## RECORDS SHOWN

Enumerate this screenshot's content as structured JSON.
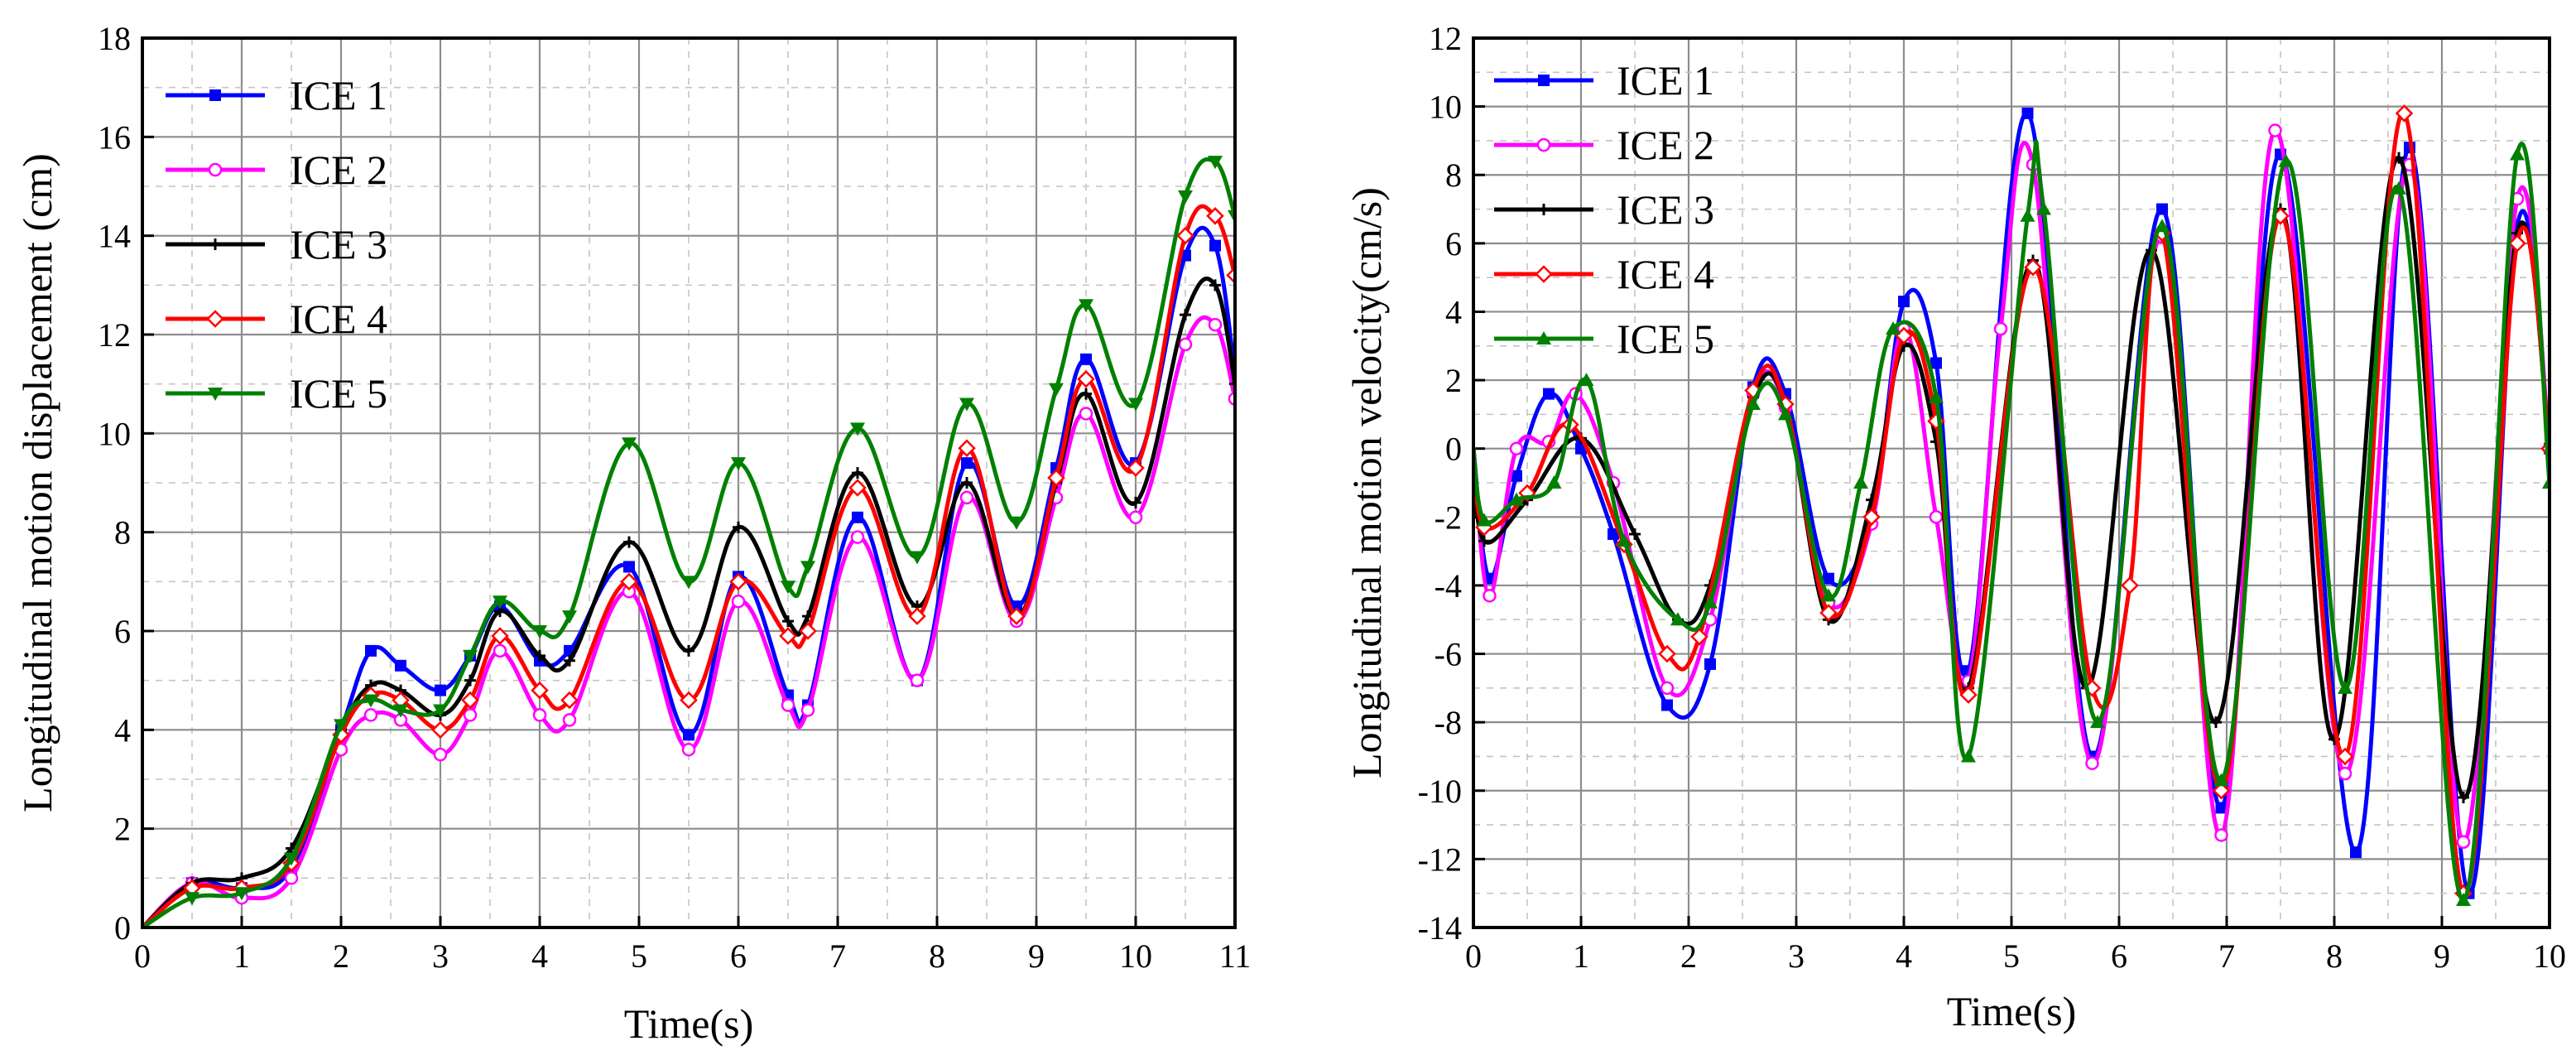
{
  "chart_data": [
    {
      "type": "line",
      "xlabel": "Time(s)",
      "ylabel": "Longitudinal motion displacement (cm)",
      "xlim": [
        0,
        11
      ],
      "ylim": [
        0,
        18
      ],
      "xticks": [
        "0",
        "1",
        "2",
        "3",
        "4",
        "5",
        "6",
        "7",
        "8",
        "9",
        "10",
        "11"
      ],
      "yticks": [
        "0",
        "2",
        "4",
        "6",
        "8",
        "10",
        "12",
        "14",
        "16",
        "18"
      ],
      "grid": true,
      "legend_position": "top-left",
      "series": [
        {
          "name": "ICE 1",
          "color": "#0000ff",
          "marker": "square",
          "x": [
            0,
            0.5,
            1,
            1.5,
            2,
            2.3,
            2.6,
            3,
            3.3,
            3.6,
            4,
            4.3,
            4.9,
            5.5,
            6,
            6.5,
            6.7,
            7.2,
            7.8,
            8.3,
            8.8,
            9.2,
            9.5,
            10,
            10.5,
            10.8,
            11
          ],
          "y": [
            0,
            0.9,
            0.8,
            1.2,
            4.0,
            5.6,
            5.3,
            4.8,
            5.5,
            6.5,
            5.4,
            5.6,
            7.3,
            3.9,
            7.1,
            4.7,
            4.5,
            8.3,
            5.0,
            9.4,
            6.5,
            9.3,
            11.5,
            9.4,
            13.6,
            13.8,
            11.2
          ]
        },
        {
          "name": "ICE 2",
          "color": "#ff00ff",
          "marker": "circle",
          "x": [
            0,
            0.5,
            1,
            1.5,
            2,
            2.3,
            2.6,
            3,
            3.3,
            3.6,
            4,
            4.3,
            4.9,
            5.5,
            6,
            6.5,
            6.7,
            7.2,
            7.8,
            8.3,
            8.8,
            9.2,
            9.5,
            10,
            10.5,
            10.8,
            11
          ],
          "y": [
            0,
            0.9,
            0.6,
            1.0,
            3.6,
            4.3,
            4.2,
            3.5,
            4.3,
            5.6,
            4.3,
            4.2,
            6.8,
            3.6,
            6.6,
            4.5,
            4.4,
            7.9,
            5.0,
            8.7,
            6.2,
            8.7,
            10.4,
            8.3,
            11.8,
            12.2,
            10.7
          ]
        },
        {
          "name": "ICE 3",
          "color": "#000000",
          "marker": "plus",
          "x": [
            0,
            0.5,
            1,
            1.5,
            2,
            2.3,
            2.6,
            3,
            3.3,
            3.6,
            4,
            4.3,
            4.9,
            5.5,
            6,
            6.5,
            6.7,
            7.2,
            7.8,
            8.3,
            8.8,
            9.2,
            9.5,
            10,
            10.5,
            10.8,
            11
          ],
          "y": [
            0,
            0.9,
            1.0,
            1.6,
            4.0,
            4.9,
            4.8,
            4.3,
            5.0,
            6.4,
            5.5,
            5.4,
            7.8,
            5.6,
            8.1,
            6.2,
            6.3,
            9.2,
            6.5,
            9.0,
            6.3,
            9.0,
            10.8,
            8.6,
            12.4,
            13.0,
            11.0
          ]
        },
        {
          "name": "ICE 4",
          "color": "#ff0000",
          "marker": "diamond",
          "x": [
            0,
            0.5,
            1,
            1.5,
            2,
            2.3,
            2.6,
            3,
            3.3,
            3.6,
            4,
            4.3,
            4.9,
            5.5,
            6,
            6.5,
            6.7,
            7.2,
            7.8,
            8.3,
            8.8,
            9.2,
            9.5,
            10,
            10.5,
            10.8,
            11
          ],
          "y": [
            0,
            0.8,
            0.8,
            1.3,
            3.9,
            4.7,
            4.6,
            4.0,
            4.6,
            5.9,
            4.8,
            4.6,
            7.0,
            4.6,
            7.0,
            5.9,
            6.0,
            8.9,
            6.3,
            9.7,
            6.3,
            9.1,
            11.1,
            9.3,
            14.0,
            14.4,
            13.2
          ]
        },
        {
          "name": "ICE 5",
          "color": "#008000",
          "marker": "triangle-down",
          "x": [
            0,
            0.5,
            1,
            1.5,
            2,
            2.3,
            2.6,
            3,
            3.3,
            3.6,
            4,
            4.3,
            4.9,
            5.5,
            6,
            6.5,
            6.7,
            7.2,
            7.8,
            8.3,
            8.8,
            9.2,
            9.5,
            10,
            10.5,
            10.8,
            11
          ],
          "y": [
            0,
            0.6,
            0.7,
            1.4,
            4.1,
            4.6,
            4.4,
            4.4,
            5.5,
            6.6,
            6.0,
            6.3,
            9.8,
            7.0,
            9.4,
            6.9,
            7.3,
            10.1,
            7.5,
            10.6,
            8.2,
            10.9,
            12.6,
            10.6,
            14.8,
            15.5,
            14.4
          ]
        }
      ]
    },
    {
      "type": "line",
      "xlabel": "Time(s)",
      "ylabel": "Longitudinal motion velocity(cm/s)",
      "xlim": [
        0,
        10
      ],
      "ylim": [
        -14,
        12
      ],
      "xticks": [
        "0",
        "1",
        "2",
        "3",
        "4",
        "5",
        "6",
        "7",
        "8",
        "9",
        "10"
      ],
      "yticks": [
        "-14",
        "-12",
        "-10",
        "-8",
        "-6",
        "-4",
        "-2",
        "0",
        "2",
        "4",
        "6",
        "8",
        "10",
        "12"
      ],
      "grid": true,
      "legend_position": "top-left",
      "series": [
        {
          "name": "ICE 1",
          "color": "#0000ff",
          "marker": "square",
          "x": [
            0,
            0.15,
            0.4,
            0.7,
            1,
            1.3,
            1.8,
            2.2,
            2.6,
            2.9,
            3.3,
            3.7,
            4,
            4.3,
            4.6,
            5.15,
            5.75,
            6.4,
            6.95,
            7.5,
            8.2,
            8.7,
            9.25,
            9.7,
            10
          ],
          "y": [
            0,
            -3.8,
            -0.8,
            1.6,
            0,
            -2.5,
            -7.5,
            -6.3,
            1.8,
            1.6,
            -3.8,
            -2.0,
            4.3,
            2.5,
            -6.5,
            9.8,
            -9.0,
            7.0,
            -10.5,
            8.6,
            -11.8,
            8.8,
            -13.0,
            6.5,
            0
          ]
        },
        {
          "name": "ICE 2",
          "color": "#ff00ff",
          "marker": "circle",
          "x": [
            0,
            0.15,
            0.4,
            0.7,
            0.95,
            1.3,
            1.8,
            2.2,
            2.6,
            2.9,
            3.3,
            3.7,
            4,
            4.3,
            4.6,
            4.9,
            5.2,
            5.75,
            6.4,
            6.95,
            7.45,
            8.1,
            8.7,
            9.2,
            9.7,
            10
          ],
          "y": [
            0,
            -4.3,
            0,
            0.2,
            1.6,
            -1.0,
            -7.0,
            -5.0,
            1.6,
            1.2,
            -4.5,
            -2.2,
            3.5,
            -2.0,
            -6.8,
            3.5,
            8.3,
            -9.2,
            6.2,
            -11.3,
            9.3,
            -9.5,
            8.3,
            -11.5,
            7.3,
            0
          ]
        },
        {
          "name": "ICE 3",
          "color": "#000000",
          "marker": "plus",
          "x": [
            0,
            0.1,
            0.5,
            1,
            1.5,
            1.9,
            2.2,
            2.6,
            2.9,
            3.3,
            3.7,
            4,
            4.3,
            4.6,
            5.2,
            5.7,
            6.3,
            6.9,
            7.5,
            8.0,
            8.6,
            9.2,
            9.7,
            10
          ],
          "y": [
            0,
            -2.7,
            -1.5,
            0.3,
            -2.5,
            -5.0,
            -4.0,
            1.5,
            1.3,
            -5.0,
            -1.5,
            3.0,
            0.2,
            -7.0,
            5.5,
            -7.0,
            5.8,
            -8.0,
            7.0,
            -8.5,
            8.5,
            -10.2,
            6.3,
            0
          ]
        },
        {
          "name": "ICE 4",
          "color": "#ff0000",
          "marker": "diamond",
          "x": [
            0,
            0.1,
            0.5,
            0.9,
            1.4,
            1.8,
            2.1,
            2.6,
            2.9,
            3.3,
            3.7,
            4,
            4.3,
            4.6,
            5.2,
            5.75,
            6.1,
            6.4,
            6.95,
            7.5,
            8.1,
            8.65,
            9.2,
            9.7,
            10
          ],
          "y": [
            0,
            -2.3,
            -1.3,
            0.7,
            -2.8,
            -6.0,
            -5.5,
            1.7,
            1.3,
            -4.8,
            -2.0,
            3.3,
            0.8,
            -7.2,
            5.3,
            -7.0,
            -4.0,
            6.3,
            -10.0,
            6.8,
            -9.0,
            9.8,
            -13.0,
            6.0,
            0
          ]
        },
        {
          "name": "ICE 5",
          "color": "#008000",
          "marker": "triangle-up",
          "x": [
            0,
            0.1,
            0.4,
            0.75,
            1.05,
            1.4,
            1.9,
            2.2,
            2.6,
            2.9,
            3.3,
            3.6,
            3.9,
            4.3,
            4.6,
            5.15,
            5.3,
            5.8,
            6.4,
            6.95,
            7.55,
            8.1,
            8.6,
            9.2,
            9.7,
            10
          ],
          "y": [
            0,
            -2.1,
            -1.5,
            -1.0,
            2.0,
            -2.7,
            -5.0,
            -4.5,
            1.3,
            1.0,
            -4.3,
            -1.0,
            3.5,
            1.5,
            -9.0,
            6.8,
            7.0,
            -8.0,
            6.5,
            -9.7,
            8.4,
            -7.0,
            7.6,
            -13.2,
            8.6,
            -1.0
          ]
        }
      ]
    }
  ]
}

## TASK DETAILS
Extract every line from the records above that contains the word "triangle".

## REPLY TO THE EXERCISE
          "marker": "triangle-down",
          "marker": "triangle-up",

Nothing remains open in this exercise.